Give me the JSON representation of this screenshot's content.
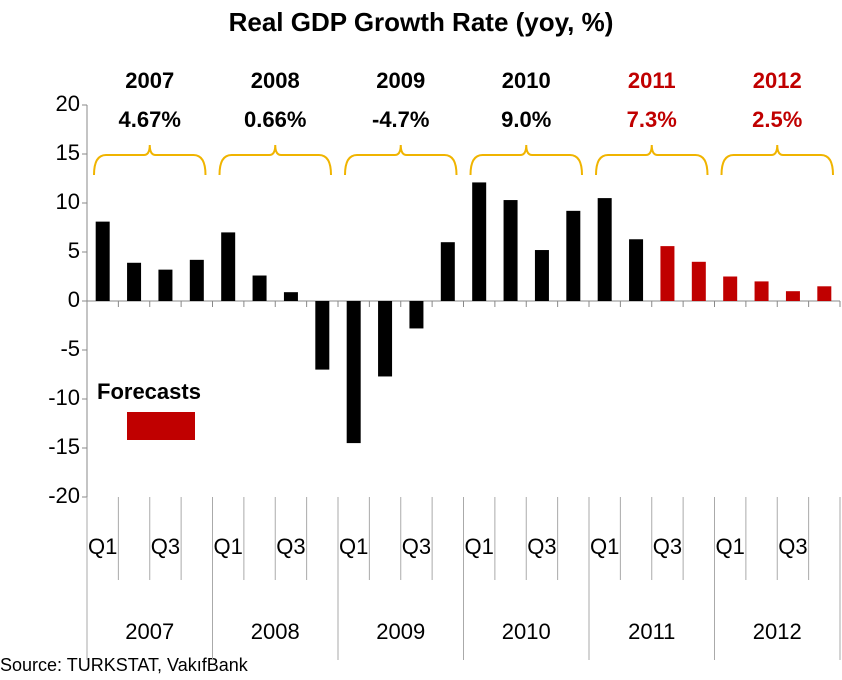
{
  "chart_data": {
    "type": "bar",
    "title": "Real GDP Growth Rate (yoy, %)",
    "categories": [
      "Q1",
      null,
      "Q3",
      null,
      "Q1",
      null,
      "Q3",
      null,
      "Q1",
      null,
      "Q3",
      null,
      "Q1",
      null,
      "Q3",
      null,
      "Q1",
      null,
      "Q3",
      null,
      "Q1",
      null,
      "Q3",
      null
    ],
    "year_groups": [
      "2007",
      "2008",
      "2009",
      "2010",
      "2011",
      "2012"
    ],
    "values": [
      8.1,
      3.9,
      3.2,
      4.2,
      7.0,
      2.6,
      0.9,
      -7.0,
      -14.5,
      -7.7,
      -2.8,
      6.0,
      12.1,
      10.3,
      5.2,
      9.2,
      10.5,
      6.3,
      5.6,
      4.0,
      2.5,
      2.0,
      1.0,
      1.5
    ],
    "colors": [
      "#000000",
      "#000000",
      "#000000",
      "#000000",
      "#000000",
      "#000000",
      "#000000",
      "#000000",
      "#000000",
      "#000000",
      "#000000",
      "#000000",
      "#000000",
      "#000000",
      "#000000",
      "#000000",
      "#000000",
      "#000000",
      "#c00000",
      "#c00000",
      "#c00000",
      "#c00000",
      "#c00000",
      "#c00000"
    ],
    "ylim": [
      -20,
      20
    ],
    "yticks": [
      -20,
      -15,
      -10,
      -5,
      0,
      5,
      10,
      15,
      20
    ],
    "annotations": [
      {
        "year": "2007",
        "growth": "4.67%",
        "color": "#000000"
      },
      {
        "year": "2008",
        "growth": "0.66%",
        "color": "#000000"
      },
      {
        "year": "2009",
        "growth": "-4.7%",
        "color": "#000000"
      },
      {
        "year": "2010",
        "growth": "9.0%",
        "color": "#000000"
      },
      {
        "year": "2011",
        "growth": "7.3%",
        "color": "#c00000"
      },
      {
        "year": "2012",
        "growth": "2.5%",
        "color": "#c00000"
      }
    ],
    "legend": {
      "label": "Forecasts",
      "color": "#c00000"
    },
    "brace_color": "#f0b400",
    "source": "Source:  TURKSTAT, VakıfBank"
  }
}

» **CHALLENGE**
Extract the entries in full, exactly as they are, minus the pictures.

» **CORRECT OUTPUT**
Give me the JSON representation of this screenshot's content.
{
  "chart_data": {
    "type": "bar",
    "title": "Real GDP Growth Rate (yoy, %)",
    "categories": [
      "Q1",
      null,
      "Q3",
      null,
      "Q1",
      null,
      "Q3",
      null,
      "Q1",
      null,
      "Q3",
      null,
      "Q1",
      null,
      "Q3",
      null,
      "Q1",
      null,
      "Q3",
      null,
      "Q1",
      null,
      "Q3",
      null
    ],
    "year_groups": [
      "2007",
      "2008",
      "2009",
      "2010",
      "2011",
      "2012"
    ],
    "values": [
      8.1,
      3.9,
      3.2,
      4.2,
      7.0,
      2.6,
      0.9,
      -7.0,
      -14.5,
      -7.7,
      -2.8,
      6.0,
      12.1,
      10.3,
      5.2,
      9.2,
      10.5,
      6.3,
      5.6,
      4.0,
      2.5,
      2.0,
      1.0,
      1.5
    ],
    "colors": [
      "#000000",
      "#000000",
      "#000000",
      "#000000",
      "#000000",
      "#000000",
      "#000000",
      "#000000",
      "#000000",
      "#000000",
      "#000000",
      "#000000",
      "#000000",
      "#000000",
      "#000000",
      "#000000",
      "#000000",
      "#000000",
      "#c00000",
      "#c00000",
      "#c00000",
      "#c00000",
      "#c00000",
      "#c00000"
    ],
    "ylim": [
      -20,
      20
    ],
    "yticks": [
      -20,
      -15,
      -10,
      -5,
      0,
      5,
      10,
      15,
      20
    ],
    "annotations": [
      {
        "year": "2007",
        "growth": "4.67%",
        "color": "#000000"
      },
      {
        "year": "2008",
        "growth": "0.66%",
        "color": "#000000"
      },
      {
        "year": "2009",
        "growth": "-4.7%",
        "color": "#000000"
      },
      {
        "year": "2010",
        "growth": "9.0%",
        "color": "#000000"
      },
      {
        "year": "2011",
        "growth": "7.3%",
        "color": "#c00000"
      },
      {
        "year": "2012",
        "growth": "2.5%",
        "color": "#c00000"
      }
    ],
    "legend": {
      "label": "Forecasts",
      "color": "#c00000"
    },
    "brace_color": "#f0b400",
    "source": "Source:  TURKSTAT, VakıfBank"
  }
}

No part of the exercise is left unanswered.